Vede i poliziotti ingoia la droga e ha un collasso

La vittima aveva precedenti per spaccio di cocaina

Appena i poliziotti si sono avvicinati per un controllo a quei quattro uomini fermi sotto il cavalcavia Eugenio Bussa, uno di loro si è sentito improvvisamente male. E in pochi istanti le sue condizioni sono peggiorate tanto che è stato prima sottoposto a massaggio cardiaco, poi portato in ospedale dove è però giunto cadavere. E ora il sospetto degli agenti è che l’uomo, un pregiudicato per spaccio di stupefacenti, abbia ingoiato un involucro di cocaina che si è poi rotto nello stomaco.
La volante era di ronda l’altra notte in zona Garibaldi quando, passando a fianco del cavalcavia, ha notato due vetture ferme: una Renault Clio con due uomini dentro e una Volkswagen Passat, con altri due individui appoggiati alla carrozzeria. Gli agenti si sono fermati per un controllo, ma appena si sono avvicinati uno dei due occupanti della Clio, Sisto G., milanese di 44 anni, si è accasciato privo di sensi.

========================================================================

■ **Lavoro da svolgere**:
**1.** Indica se ciascuna delle affermazioni (a), (b) e (c) concorda con l'articolo sul controllo al cavalcavia, rispondendo sì o no e citando tra virgolette le parole dell'articolo che lo stabiliscono: (a) gli agenti hanno notato tre vetture ferme; (b) l'uomo è arrivato in ospedale già morto; (c) Sisto G. si trovava a bordo della Volkswagen Passat.
**2.** Ritrascrivi senza modifiche il passo dell'articolo sul controllo al cavalcavia che comincia con "Vede i poliziotti" e termina con "rotto nello stomaco.".
I record non hanno alcun legame con l'articolo.

■ **Voci archiviate da una raccolta**:
========================================================================

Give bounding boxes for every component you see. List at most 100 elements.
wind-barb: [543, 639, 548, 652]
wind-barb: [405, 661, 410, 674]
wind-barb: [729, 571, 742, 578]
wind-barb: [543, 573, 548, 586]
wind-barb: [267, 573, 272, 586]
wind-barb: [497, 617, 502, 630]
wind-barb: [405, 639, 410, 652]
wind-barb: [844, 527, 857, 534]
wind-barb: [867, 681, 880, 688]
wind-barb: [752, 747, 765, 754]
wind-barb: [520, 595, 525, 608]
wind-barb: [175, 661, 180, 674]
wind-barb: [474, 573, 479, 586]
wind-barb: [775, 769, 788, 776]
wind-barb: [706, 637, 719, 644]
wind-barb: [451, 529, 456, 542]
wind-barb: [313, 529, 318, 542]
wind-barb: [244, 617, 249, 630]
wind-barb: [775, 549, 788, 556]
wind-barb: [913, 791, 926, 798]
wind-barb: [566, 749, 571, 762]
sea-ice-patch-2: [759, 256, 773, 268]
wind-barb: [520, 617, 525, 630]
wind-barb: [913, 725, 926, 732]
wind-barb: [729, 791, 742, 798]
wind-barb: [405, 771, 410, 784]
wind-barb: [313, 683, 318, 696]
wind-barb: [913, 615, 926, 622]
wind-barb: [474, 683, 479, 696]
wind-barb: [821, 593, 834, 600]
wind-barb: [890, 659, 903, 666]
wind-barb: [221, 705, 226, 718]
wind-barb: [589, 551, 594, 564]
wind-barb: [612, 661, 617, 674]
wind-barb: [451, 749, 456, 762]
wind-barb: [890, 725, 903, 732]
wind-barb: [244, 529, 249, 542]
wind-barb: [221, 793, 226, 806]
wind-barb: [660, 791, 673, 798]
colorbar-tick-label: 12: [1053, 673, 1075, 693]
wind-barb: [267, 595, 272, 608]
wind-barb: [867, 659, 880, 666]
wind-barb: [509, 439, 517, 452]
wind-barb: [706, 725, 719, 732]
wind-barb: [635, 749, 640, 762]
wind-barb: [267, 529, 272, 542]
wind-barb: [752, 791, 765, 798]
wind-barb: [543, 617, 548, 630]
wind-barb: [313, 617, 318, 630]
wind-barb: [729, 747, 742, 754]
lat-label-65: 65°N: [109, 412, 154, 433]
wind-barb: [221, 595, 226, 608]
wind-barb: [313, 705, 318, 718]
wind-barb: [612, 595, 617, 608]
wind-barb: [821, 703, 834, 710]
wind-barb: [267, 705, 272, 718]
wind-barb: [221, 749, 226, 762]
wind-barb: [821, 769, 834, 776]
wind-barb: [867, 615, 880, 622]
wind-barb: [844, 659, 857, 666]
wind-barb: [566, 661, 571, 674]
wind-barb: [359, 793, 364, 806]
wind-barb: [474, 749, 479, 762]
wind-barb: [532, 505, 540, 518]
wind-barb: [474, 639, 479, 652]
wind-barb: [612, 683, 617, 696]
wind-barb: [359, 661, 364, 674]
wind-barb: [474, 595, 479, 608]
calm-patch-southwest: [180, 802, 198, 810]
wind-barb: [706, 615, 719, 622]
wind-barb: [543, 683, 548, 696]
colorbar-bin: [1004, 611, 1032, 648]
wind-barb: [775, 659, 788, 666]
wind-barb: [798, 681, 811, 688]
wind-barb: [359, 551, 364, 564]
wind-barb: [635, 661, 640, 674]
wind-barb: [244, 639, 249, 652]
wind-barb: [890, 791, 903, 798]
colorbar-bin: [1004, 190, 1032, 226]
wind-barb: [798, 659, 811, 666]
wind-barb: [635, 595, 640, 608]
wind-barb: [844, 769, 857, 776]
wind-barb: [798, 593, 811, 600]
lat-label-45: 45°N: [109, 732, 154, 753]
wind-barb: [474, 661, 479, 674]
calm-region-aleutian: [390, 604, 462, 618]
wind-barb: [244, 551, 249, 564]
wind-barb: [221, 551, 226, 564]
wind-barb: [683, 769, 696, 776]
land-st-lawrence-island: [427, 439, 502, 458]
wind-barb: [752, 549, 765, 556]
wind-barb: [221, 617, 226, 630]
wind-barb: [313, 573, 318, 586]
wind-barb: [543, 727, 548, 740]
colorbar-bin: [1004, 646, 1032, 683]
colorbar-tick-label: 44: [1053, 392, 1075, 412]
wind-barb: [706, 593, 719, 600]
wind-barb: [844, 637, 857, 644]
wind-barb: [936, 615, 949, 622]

========================================================================

■ **Risposte in ordine**:
**1.**
(a) No: «ha notato due vetture ferme».
(b) Sì: «dove è però giunto cadavere».
(c) No: «uno dei due occupanti della Clio, Sisto G.».

**2.**
Vede i poliziotti ingoia la droga e ha un collasso

La vittima aveva precedenti per spaccio di cocaina

Appena i poliziotti si sono avvicinati per un controllo a quei quattro uomini fermi sotto il cavalcavia Eugenio Bussa, uno di loro si è sentito improvvisamente male. E in pochi istanti le sue condizioni sono peggiorate tanto che è stato prima sottoposto a massaggio cardiaco, poi portato in ospedale dove è però giunto cadavere. E ora il sospetto degli agenti è che l’uomo, un pregiudicato per spaccio di stupefacenti, abbia ingoiato un involucro di cocaina che si è poi rotto nello stomaco.